[START OF Supplied material]

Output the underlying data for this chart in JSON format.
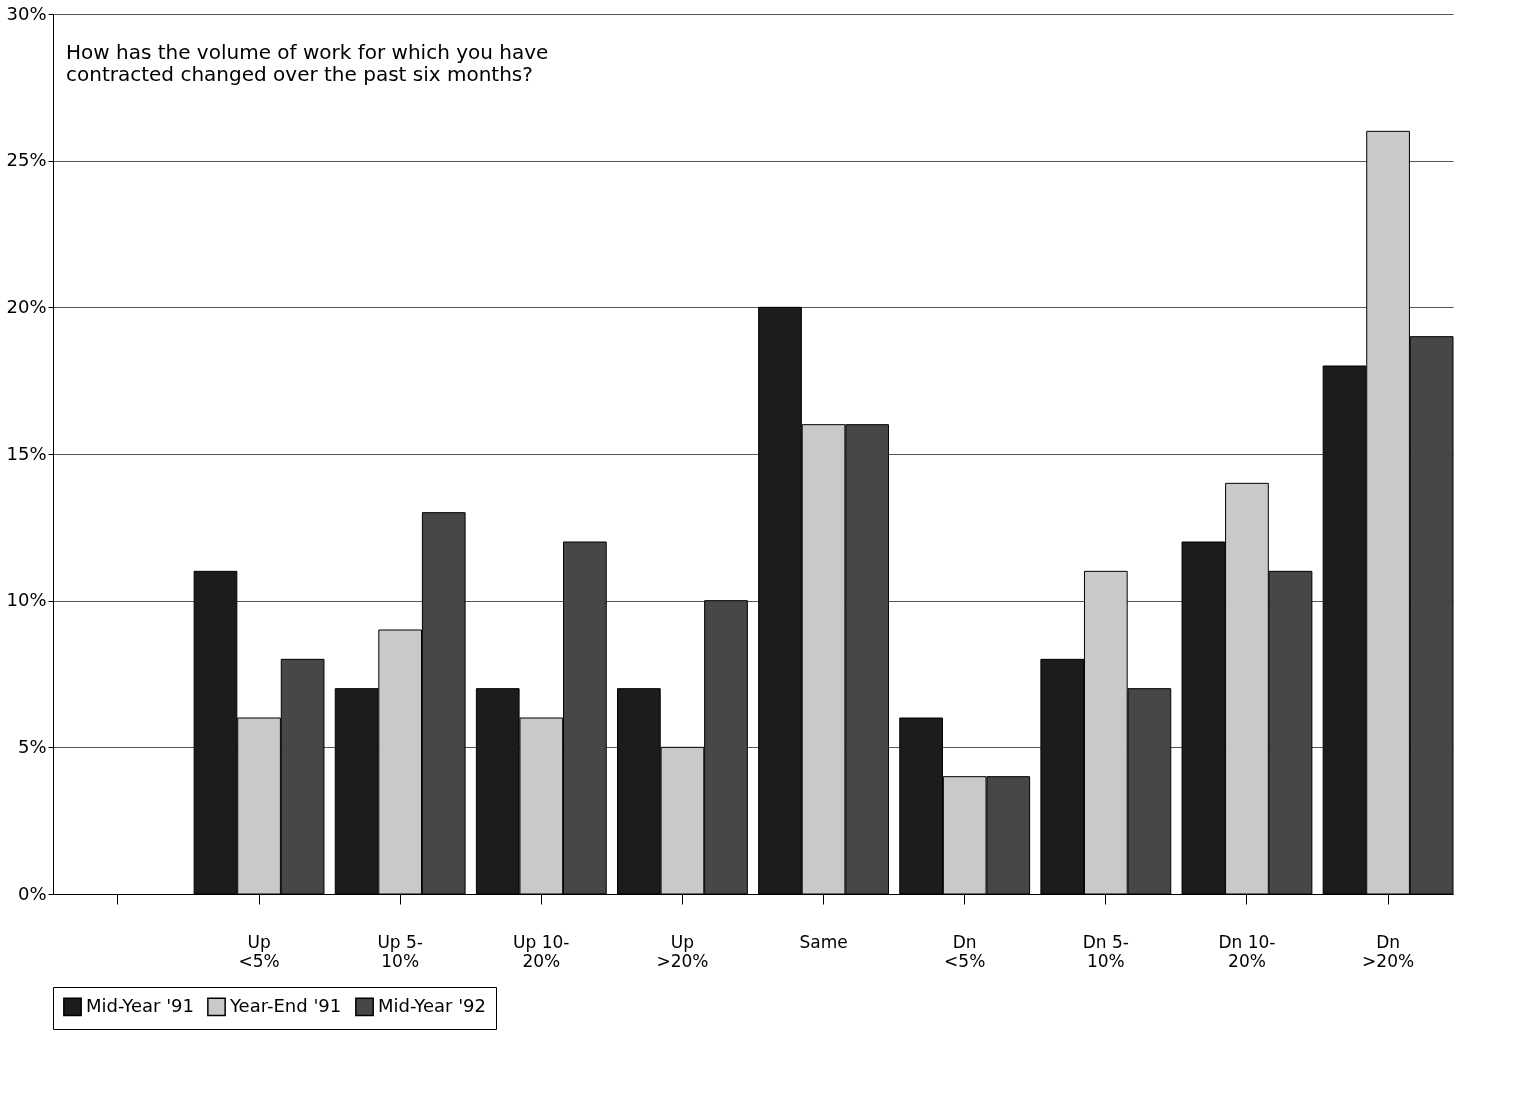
{
  "chart_data": {
    "type": "bar",
    "title": [
      "How has the volume of work for which you have",
      "contracted changed over the past six months?"
    ],
    "categories": [
      null,
      "Up\n<5%",
      "Up 5-\n10%",
      "Up 10-\n20%",
      "Up\n>20%",
      "Same",
      "Dn\n<5%",
      "Dn 5-\n10%",
      "Dn 10-\n20%",
      "Dn\n>20%"
    ],
    "series": [
      {
        "name": "Mid-Year '91",
        "color": "#1c1c1c",
        "values": [
          null,
          11,
          7,
          7,
          7,
          20,
          6,
          8,
          12,
          18
        ]
      },
      {
        "name": "Year-End '91",
        "color": "#c9c9c9",
        "values": [
          null,
          6,
          9,
          6,
          5,
          16,
          4,
          11,
          14,
          26
        ]
      },
      {
        "name": "Mid-Year '92",
        "color": "#474747",
        "values": [
          null,
          8,
          13,
          12,
          10,
          16,
          4,
          7,
          11,
          19
        ]
      }
    ],
    "ylim": [
      0,
      30
    ],
    "yticks": [
      {
        "value": 0,
        "label": "0%"
      },
      {
        "value": 5,
        "label": "5%"
      },
      {
        "value": 10,
        "label": "10%"
      },
      {
        "value": 15,
        "label": "15%"
      },
      {
        "value": 20,
        "label": "20%"
      },
      {
        "value": 25,
        "label": "25%"
      },
      {
        "value": 30,
        "label": "30%"
      }
    ],
    "grid": "y",
    "legend": "bottom"
  }
}
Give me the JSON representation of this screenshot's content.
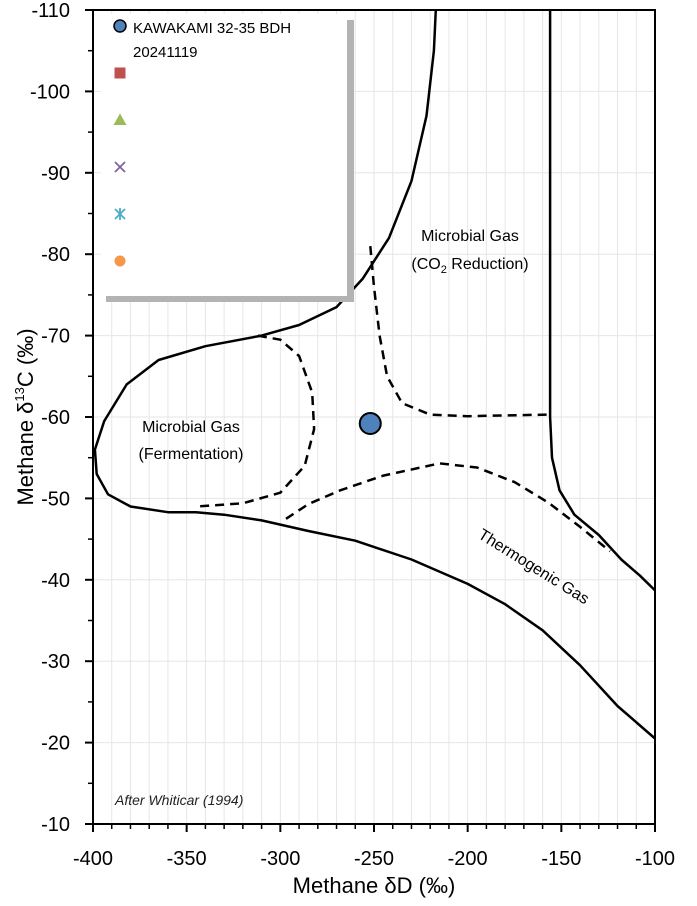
{
  "chart_data": {
    "type": "scatter",
    "xlabel": "Methane δD (‰)",
    "ylabel_prefix": "Methane δ",
    "ylabel_sup": "13",
    "ylabel_suffix": "C (‰)",
    "xlim": [
      -400,
      -100
    ],
    "ylim": [
      -10,
      -110
    ],
    "y_inverted": true,
    "x_ticks": [
      -400,
      -350,
      -300,
      -250,
      -200,
      -150,
      -100
    ],
    "x_tick_labels": [
      "-400",
      "-350",
      "-300",
      "-250",
      "-200",
      "-150",
      "-100"
    ],
    "y_ticks": [
      -10,
      -20,
      -30,
      -40,
      -50,
      -60,
      -70,
      -80,
      -90,
      -100,
      -110
    ],
    "y_tick_labels": [
      "-10",
      "-20",
      "-30",
      "-40",
      "-50",
      "-60",
      "-70",
      "-80",
      "-90",
      "-100",
      "-110"
    ],
    "grid": true,
    "legend_position": "top-left",
    "series": [
      {
        "name": "KAWAKAMI 32-35 BDH 20241119",
        "marker": "circle",
        "color": "#4f81bd",
        "points": [
          [
            -252,
            -59.2
          ]
        ]
      },
      {
        "name": "",
        "marker": "square",
        "color": "#c0504d",
        "points": []
      },
      {
        "name": "",
        "marker": "triangle",
        "color": "#9bbb59",
        "points": []
      },
      {
        "name": "",
        "marker": "x",
        "color": "#8064a2",
        "points": []
      },
      {
        "name": "",
        "marker": "star",
        "color": "#4bacc6",
        "points": []
      },
      {
        "name": "",
        "marker": "circle",
        "color": "#f79646",
        "points": []
      }
    ],
    "legend_entry_1_line1": "KAWAKAMI 32-35 BDH",
    "legend_entry_1_line2": "20241119",
    "annotations": {
      "co2_line1": "Microbial Gas",
      "co2_line2_prefix": "(CO",
      "co2_line2_sub": "2",
      "co2_line2_suffix": " Reduction)",
      "ferm_line1": "Microbial Gas",
      "ferm_line2": "(Fermentation)",
      "thermo": "Thermogenic Gas",
      "credit": "After Whiticar (1994)"
    }
  }
}
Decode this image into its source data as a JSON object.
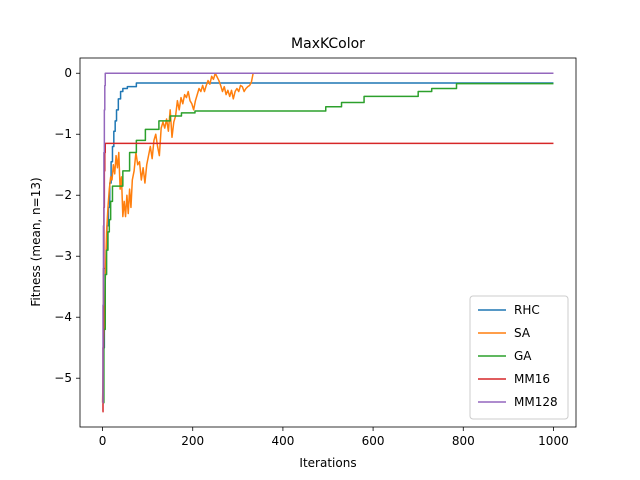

[END OF Supplied material]

> **Stated task**
Return the material exactly as given, apart from the pictures.

> **The response**
Output the underlying data for this chart in JSON format.
{
  "chart_data": {
    "type": "bar",
    "title": [
      "How has the volume of work for which you have",
      "contracted changed over the past six months?"
    ],
    "categories": [
      null,
      "Up\n<5%",
      "Up 5-\n10%",
      "Up 10-\n20%",
      "Up\n>20%",
      "Same",
      "Dn\n<5%",
      "Dn 5-\n10%",
      "Dn 10-\n20%",
      "Dn\n>20%"
    ],
    "series": [
      {
        "name": "Mid-Year '91",
        "color": "#1c1c1c",
        "values": [
          null,
          11,
          7,
          7,
          7,
          20,
          6,
          8,
          12,
          18
        ]
      },
      {
        "name": "Year-End '91",
        "color": "#c9c9c9",
        "values": [
          null,
          6,
          9,
          6,
          5,
          16,
          4,
          11,
          14,
          26
        ]
      },
      {
        "name": "Mid-Year '92",
        "color": "#474747",
        "values": [
          null,
          8,
          13,
          12,
          10,
          16,
          4,
          7,
          11,
          19
        ]
      }
    ],
    "ylim": [
      0,
      30
    ],
    "yticks": [
      {
        "value": 0,
        "label": "0%"
      },
      {
        "value": 5,
        "label": "5%"
      },
      {
        "value": 10,
        "label": "10%"
      },
      {
        "value": 15,
        "label": "15%"
      },
      {
        "value": 20,
        "label": "20%"
      },
      {
        "value": 25,
        "label": "25%"
      },
      {
        "value": 30,
        "label": "30%"
      }
    ],
    "grid": "y",
    "legend": "bottom"
  }
}
Give me the JSON representation of this screenshot's content.
{
  "chart_data": {
    "type": "scatter",
    "xlabel": "Methane δD (‰)",
    "ylabel_prefix": "Methane δ",
    "ylabel_sup": "13",
    "ylabel_suffix": "C (‰)",
    "xlim": [
      -400,
      -100
    ],
    "ylim": [
      -10,
      -110
    ],
    "y_inverted": true,
    "x_ticks": [
      -400,
      -350,
      -300,
      -250,
      -200,
      -150,
      -100
    ],
    "x_tick_labels": [
      "-400",
      "-350",
      "-300",
      "-250",
      "-200",
      "-150",
      "-100"
    ],
    "y_ticks": [
      -10,
      -20,
      -30,
      -40,
      -50,
      -60,
      -70,
      -80,
      -90,
      -100,
      -110
    ],
    "y_tick_labels": [
      "-10",
      "-20",
      "-30",
      "-40",
      "-50",
      "-60",
      "-70",
      "-80",
      "-90",
      "-100",
      "-110"
    ],
    "grid": true,
    "legend_position": "top-left",
    "series": [
      {
        "name": "KAWAKAMI 32-35 BDH 20241119",
        "marker": "circle",
        "color": "#4f81bd",
        "points": [
          [
            -252,
            -59.2
          ]
        ]
      },
      {
        "name": "",
        "marker": "square",
        "color": "#c0504d",
        "points": []
      },
      {
        "name": "",
        "marker": "triangle",
        "color": "#9bbb59",
        "points": []
      },
      {
        "name": "",
        "marker": "x",
        "color": "#8064a2",
        "points": []
      },
      {
        "name": "",
        "marker": "star",
        "color": "#4bacc6",
        "points": []
      },
      {
        "name": "",
        "marker": "circle",
        "color": "#f79646",
        "points": []
      }
    ],
    "legend_entry_1_line1": "KAWAKAMI 32-35 BDH",
    "legend_entry_1_line2": "20241119",
    "annotations": {
      "co2_line1": "Microbial Gas",
      "co2_line2_prefix": "(CO",
      "co2_line2_sub": "2",
      "co2_line2_suffix": " Reduction)",
      "ferm_line1": "Microbial Gas",
      "ferm_line2": "(Fermentation)",
      "thermo": "Thermogenic Gas",
      "credit": "After Whiticar (1994)"
    }
  }
}
Decode this image into its source data as a JSON object.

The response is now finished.